Each entry below should be reproduced character for character.

Extracted records:
::::
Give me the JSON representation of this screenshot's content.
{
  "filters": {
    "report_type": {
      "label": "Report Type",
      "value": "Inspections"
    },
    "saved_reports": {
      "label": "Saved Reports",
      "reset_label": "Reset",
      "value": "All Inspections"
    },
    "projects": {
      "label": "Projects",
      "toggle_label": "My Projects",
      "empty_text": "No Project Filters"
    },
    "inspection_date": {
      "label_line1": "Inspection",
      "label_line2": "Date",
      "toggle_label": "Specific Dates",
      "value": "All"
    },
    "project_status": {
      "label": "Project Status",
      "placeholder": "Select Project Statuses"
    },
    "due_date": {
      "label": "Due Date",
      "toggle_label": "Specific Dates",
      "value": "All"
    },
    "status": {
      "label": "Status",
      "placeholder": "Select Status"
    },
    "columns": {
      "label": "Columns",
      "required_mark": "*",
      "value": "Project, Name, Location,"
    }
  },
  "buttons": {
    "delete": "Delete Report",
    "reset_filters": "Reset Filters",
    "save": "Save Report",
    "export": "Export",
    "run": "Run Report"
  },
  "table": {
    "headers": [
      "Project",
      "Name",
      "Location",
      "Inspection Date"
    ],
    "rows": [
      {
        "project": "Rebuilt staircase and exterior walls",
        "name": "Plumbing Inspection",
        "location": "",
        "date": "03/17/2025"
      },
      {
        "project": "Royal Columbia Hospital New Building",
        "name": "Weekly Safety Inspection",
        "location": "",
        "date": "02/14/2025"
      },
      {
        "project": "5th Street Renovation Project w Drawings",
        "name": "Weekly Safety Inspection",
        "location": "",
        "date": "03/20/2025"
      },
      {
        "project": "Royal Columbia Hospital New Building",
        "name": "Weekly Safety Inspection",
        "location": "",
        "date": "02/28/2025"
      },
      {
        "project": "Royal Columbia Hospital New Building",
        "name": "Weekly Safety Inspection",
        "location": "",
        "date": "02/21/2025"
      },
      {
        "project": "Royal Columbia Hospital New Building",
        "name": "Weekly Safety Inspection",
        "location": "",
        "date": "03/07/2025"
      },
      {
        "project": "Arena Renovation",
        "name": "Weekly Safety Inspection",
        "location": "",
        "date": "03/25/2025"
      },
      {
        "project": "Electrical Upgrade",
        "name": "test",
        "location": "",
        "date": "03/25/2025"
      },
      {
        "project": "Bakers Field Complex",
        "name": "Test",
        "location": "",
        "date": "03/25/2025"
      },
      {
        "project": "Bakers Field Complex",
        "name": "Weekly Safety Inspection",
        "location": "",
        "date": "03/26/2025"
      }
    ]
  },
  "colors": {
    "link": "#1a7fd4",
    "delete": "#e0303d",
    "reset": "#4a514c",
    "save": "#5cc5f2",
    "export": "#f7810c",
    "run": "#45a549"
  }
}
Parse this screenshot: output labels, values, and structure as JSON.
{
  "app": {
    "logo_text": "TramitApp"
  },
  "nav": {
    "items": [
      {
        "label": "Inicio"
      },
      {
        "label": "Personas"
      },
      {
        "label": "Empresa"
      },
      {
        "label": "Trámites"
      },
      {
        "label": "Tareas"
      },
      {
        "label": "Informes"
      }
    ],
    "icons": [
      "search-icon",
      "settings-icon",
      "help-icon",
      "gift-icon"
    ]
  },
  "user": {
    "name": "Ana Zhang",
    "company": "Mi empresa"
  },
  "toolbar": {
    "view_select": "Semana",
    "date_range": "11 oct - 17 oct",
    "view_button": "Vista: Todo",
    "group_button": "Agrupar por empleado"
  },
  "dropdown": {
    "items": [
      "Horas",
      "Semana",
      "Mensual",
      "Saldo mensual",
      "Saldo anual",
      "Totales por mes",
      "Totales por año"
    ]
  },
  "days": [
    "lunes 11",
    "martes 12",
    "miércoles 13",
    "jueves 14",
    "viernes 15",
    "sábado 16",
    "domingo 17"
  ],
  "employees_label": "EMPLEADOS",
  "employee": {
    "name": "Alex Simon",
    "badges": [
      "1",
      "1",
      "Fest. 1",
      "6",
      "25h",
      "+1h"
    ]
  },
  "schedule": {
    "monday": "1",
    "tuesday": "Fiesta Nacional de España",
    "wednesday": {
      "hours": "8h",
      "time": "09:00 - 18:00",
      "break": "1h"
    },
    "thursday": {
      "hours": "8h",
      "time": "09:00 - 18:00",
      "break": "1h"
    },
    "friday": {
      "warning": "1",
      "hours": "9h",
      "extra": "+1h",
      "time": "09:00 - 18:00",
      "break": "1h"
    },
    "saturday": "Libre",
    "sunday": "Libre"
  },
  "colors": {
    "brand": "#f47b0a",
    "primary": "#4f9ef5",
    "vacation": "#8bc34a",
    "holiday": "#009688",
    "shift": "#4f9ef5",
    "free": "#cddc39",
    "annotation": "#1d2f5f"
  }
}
::::
THE OUTPUT:
Give me the JSON representation of this screenshot's content.
{
  "filters": {
    "report_type": {
      "label": "Report Type",
      "value": "Inspections"
    },
    "saved_reports": {
      "label": "Saved Reports",
      "reset_label": "Reset",
      "value": "All Inspections"
    },
    "projects": {
      "label": "Projects",
      "toggle_label": "My Projects",
      "empty_text": "No Project Filters"
    },
    "inspection_date": {
      "label_line1": "Inspection",
      "label_line2": "Date",
      "toggle_label": "Specific Dates",
      "value": "All"
    },
    "project_status": {
      "label": "Project Status",
      "placeholder": "Select Project Statuses"
    },
    "due_date": {
      "label": "Due Date",
      "toggle_label": "Specific Dates",
      "value": "All"
    },
    "status": {
      "label": "Status",
      "placeholder": "Select Status"
    },
    "columns": {
      "label": "Columns",
      "required_mark": "*",
      "value": "Project, Name, Location,"
    }
  },
  "buttons": {
    "delete": "Delete Report",
    "reset_filters": "Reset Filters",
    "save": "Save Report",
    "export": "Export",
    "run": "Run Report"
  },
  "table": {
    "headers": [
      "Project",
      "Name",
      "Location",
      "Inspection Date"
    ],
    "rows": [
      {
        "project": "Rebuilt staircase and exterior walls",
        "name": "Plumbing Inspection",
        "location": "",
        "date": "03/17/2025"
      },
      {
        "project": "Royal Columbia Hospital New Building",
        "name": "Weekly Safety Inspection",
        "location": "",
        "date": "02/14/2025"
      },
      {
        "project": "5th Street Renovation Project w Drawings",
        "name": "Weekly Safety Inspection",
        "location": "",
        "date": "03/20/2025"
      },
      {
        "project": "Royal Columbia Hospital New Building",
        "name": "Weekly Safety Inspection",
        "location": "",
        "date": "02/28/2025"
      },
      {
        "project": "Royal Columbia Hospital New Building",
        "name": "Weekly Safety Inspection",
        "location": "",
        "date": "02/21/2025"
      },
      {
        "project": "Royal Columbia Hospital New Building",
        "name": "Weekly Safety Inspection",
        "location": "",
        "date": "03/07/2025"
      },
      {
        "project": "Arena Renovation",
        "name": "Weekly Safety Inspection",
        "location": "",
        "date": "03/25/2025"
      },
      {
        "project": "Electrical Upgrade",
        "name": "test",
        "location": "",
        "date": "03/25/2025"
      },
      {
        "project": "Bakers Field Complex",
        "name": "Test",
        "location": "",
        "date": "03/25/2025"
      },
      {
        "project": "Bakers Field Complex",
        "name": "Weekly Safety Inspection",
        "location": "",
        "date": "03/26/2025"
      }
    ]
  },
  "colors": {
    "link": "#1a7fd4",
    "delete": "#e0303d",
    "reset": "#4a514c",
    "save": "#5cc5f2",
    "export": "#f7810c",
    "run": "#45a549"
  }
}
Parse this screenshot: output labels, values, and structure as JSON.
{
  "app": {
    "logo_text": "TramitApp"
  },
  "nav": {
    "items": [
      {
        "label": "Inicio"
      },
      {
        "label": "Personas"
      },
      {
        "label": "Empresa"
      },
      {
        "label": "Trámites"
      },
      {
        "label": "Tareas"
      },
      {
        "label": "Informes"
      }
    ],
    "icons": [
      "search-icon",
      "settings-icon",
      "help-icon",
      "gift-icon"
    ]
  },
  "user": {
    "name": "Ana Zhang",
    "company": "Mi empresa"
  },
  "toolbar": {
    "view_select": "Semana",
    "date_range": "11 oct - 17 oct",
    "view_button": "Vista: Todo",
    "group_button": "Agrupar por empleado"
  },
  "dropdown": {
    "items": [
      "Horas",
      "Semana",
      "Mensual",
      "Saldo mensual",
      "Saldo anual",
      "Totales por mes",
      "Totales por año"
    ]
  },
  "days": [
    "lunes 11",
    "martes 12",
    "miércoles 13",
    "jueves 14",
    "viernes 15",
    "sábado 16",
    "domingo 17"
  ],
  "employees_label": "EMPLEADOS",
  "employee": {
    "name": "Alex Simon",
    "badges": [
      "1",
      "1",
      "Fest. 1",
      "6",
      "25h",
      "+1h"
    ]
  },
  "schedule": {
    "monday": "1",
    "tuesday": "Fiesta Nacional de España",
    "wednesday": {
      "hours": "8h",
      "time": "09:00 - 18:00",
      "break": "1h"
    },
    "thursday": {
      "hours": "8h",
      "time": "09:00 - 18:00",
      "break": "1h"
    },
    "friday": {
      "warning": "1",
      "hours": "9h",
      "extra": "+1h",
      "time": "09:00 - 18:00",
      "break": "1h"
    },
    "saturday": "Libre",
    "sunday": "Libre"
  },
  "colors": {
    "brand": "#f47b0a",
    "primary": "#4f9ef5",
    "vacation": "#8bc34a",
    "holiday": "#009688",
    "shift": "#4f9ef5",
    "free": "#cddc39",
    "annotation": "#1d2f5f"
  }
}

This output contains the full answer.